● DATA PROVIDED
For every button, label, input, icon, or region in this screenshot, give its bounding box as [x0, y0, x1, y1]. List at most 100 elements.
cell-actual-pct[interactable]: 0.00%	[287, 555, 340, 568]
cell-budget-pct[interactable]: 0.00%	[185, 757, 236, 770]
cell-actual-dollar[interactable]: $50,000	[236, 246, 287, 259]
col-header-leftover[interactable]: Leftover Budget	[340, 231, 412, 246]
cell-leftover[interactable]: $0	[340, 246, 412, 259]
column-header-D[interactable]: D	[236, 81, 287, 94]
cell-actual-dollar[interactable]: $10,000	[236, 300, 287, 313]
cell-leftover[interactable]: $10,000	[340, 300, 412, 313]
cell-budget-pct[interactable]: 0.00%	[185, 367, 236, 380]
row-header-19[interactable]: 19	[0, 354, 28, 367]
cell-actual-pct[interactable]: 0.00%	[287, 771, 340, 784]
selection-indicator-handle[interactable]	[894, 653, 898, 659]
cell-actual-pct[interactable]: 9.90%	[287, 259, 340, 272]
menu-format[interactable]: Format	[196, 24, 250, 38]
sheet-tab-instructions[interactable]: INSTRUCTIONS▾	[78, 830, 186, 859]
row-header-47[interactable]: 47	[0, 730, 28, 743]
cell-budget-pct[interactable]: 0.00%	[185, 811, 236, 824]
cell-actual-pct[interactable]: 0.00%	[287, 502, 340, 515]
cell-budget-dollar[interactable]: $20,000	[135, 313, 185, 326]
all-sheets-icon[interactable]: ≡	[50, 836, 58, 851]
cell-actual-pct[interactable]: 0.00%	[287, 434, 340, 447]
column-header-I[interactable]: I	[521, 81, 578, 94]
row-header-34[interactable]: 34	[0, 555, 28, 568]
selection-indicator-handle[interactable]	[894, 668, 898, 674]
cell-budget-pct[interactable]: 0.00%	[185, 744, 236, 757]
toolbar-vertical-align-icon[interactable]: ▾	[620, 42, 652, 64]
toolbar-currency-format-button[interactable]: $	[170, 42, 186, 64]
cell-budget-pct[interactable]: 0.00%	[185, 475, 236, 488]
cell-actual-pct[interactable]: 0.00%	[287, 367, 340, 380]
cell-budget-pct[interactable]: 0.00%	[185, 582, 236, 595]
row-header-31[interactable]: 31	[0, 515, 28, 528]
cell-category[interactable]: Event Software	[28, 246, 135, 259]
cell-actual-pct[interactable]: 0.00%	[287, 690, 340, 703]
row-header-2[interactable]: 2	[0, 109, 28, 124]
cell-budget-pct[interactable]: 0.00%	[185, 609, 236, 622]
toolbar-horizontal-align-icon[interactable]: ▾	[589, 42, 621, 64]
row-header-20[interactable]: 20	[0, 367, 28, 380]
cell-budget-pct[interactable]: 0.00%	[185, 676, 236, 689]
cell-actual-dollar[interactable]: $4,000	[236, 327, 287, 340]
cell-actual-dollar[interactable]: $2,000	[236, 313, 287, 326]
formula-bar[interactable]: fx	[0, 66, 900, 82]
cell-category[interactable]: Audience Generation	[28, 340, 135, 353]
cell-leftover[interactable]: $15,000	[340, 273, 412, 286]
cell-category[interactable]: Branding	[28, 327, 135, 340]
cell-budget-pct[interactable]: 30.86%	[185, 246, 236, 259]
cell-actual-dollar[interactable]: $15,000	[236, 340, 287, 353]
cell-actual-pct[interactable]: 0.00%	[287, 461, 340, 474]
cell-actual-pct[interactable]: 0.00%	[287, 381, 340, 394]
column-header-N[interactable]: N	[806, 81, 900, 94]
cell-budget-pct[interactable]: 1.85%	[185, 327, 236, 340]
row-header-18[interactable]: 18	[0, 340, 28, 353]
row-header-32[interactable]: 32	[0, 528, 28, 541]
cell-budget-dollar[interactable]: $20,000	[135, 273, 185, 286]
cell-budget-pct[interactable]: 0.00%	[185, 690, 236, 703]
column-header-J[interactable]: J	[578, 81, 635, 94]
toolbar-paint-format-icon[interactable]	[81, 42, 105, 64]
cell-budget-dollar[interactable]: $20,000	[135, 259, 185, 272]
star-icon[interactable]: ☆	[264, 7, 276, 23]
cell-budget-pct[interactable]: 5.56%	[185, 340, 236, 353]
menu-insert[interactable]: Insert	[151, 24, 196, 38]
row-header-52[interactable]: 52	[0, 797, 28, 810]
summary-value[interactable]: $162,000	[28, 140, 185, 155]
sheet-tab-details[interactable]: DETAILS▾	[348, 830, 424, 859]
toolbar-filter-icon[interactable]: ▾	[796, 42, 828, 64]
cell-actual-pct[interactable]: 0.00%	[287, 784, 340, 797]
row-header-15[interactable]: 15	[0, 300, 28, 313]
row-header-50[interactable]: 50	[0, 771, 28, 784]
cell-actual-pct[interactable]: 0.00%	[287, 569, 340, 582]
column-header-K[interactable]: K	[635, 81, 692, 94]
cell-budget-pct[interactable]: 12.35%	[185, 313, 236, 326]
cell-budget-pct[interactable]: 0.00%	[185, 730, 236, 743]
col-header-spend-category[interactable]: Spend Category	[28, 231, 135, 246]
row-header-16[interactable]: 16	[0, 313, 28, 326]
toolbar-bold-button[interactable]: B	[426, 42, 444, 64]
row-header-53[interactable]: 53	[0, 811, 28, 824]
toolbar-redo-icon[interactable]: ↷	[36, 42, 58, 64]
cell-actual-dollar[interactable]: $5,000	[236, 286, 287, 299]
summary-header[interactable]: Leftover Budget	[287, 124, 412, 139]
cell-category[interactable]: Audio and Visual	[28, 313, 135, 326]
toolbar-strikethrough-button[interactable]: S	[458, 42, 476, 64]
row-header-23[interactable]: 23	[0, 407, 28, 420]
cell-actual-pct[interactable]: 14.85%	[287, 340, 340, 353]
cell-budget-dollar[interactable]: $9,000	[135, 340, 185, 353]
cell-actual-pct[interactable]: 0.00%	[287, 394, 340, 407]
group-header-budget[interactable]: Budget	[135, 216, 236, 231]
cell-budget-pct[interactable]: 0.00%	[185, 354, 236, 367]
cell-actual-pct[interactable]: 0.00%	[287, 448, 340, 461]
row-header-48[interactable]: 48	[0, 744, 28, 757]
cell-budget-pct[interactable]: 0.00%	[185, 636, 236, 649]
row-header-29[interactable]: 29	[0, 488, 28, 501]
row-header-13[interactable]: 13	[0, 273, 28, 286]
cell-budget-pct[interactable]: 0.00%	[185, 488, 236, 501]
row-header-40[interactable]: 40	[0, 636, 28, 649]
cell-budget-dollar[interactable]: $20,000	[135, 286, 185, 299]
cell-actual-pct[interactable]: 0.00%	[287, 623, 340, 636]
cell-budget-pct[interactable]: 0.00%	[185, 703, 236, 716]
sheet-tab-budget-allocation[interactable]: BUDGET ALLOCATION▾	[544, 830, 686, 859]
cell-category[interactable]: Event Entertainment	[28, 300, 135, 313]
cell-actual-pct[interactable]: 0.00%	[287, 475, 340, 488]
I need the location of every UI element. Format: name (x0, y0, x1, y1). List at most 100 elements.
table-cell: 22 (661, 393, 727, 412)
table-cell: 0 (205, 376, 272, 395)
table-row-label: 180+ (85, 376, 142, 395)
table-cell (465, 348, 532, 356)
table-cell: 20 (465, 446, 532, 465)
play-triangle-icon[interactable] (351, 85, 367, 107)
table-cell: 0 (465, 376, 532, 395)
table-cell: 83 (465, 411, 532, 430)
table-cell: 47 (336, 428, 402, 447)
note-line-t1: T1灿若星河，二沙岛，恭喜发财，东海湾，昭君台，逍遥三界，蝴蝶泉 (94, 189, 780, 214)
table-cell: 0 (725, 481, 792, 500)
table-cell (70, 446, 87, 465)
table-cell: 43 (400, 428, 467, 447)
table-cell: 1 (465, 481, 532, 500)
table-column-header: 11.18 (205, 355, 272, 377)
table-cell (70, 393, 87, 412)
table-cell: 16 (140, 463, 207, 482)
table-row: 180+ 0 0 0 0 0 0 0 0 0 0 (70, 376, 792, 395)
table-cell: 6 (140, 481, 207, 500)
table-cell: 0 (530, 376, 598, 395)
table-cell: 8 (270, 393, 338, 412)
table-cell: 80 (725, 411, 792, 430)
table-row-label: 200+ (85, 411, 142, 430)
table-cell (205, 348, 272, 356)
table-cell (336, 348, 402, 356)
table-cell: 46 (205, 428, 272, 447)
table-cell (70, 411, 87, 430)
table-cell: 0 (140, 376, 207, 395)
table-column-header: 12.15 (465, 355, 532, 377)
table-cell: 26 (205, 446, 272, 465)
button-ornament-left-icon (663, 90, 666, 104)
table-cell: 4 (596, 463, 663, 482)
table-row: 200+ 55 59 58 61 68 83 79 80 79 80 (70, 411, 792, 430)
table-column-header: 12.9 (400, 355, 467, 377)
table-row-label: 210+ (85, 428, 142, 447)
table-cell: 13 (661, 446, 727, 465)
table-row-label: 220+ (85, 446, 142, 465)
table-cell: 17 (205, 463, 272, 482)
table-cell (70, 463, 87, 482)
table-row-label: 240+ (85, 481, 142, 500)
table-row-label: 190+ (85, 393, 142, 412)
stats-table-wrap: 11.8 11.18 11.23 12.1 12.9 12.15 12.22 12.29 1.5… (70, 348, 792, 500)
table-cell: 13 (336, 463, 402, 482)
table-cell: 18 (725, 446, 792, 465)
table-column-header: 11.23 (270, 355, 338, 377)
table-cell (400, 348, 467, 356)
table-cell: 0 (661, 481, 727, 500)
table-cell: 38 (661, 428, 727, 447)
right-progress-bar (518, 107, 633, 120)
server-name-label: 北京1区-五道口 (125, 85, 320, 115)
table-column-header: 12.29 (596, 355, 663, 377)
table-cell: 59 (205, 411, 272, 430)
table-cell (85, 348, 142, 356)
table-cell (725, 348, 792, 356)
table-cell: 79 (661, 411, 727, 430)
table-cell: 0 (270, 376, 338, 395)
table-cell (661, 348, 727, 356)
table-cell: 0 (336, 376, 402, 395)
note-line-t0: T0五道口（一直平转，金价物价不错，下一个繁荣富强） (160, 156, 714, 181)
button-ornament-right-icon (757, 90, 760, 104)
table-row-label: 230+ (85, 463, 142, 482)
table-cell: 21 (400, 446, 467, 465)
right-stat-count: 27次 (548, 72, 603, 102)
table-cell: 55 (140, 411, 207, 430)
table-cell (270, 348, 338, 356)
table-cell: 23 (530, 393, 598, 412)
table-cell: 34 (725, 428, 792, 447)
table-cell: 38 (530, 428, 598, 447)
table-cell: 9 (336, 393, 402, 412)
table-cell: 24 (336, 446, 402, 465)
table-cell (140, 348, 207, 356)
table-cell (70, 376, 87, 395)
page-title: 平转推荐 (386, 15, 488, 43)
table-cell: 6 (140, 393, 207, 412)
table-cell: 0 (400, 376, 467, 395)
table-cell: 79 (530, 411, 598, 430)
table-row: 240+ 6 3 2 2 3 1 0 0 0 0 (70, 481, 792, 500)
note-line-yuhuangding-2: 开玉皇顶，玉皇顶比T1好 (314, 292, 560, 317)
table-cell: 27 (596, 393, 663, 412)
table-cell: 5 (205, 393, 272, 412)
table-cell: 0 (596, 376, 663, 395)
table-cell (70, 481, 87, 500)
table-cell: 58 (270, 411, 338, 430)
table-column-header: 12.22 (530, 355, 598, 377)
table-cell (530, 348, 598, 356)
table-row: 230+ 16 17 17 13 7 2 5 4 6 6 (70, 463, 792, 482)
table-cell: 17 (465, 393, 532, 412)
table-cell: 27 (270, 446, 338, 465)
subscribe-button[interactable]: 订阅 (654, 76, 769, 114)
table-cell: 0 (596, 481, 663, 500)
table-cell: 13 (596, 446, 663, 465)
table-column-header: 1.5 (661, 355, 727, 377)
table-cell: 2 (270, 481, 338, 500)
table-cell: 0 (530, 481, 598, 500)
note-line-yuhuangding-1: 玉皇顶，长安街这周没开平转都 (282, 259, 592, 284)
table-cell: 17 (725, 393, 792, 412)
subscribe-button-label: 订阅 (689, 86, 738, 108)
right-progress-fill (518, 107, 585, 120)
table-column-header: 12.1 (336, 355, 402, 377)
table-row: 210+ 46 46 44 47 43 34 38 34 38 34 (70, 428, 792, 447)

● STATED PROBLEM
Reproduce the records above word for word, from their first line through the line that contains "668, 898, 674]".

● TASK RESULT
For every button, label, input, icon, or region in this screenshot, give its bounding box as [x0, y0, x1, y1]. List at most 100 elements.
cell-actual-pct[interactable]: 0.00%	[287, 555, 340, 568]
cell-budget-pct[interactable]: 0.00%	[185, 757, 236, 770]
cell-actual-dollar[interactable]: $50,000	[236, 246, 287, 259]
col-header-leftover[interactable]: Leftover Budget	[340, 231, 412, 246]
cell-leftover[interactable]: $0	[340, 246, 412, 259]
column-header-D[interactable]: D	[236, 81, 287, 94]
cell-actual-dollar[interactable]: $10,000	[236, 300, 287, 313]
cell-leftover[interactable]: $10,000	[340, 300, 412, 313]
cell-budget-pct[interactable]: 0.00%	[185, 367, 236, 380]
row-header-19[interactable]: 19	[0, 354, 28, 367]
cell-actual-pct[interactable]: 0.00%	[287, 771, 340, 784]
selection-indicator-handle[interactable]	[894, 653, 898, 659]
cell-actual-pct[interactable]: 9.90%	[287, 259, 340, 272]
menu-format[interactable]: Format	[196, 24, 250, 38]
sheet-tab-instructions[interactable]: INSTRUCTIONS▾	[78, 830, 186, 859]
row-header-47[interactable]: 47	[0, 730, 28, 743]
cell-budget-pct[interactable]: 0.00%	[185, 811, 236, 824]
cell-actual-pct[interactable]: 0.00%	[287, 502, 340, 515]
cell-budget-dollar[interactable]: $20,000	[135, 313, 185, 326]
all-sheets-icon[interactable]: ≡	[50, 836, 58, 851]
cell-actual-pct[interactable]: 0.00%	[287, 434, 340, 447]
column-header-I[interactable]: I	[521, 81, 578, 94]
row-header-34[interactable]: 34	[0, 555, 28, 568]
selection-indicator-handle[interactable]	[894, 668, 898, 674]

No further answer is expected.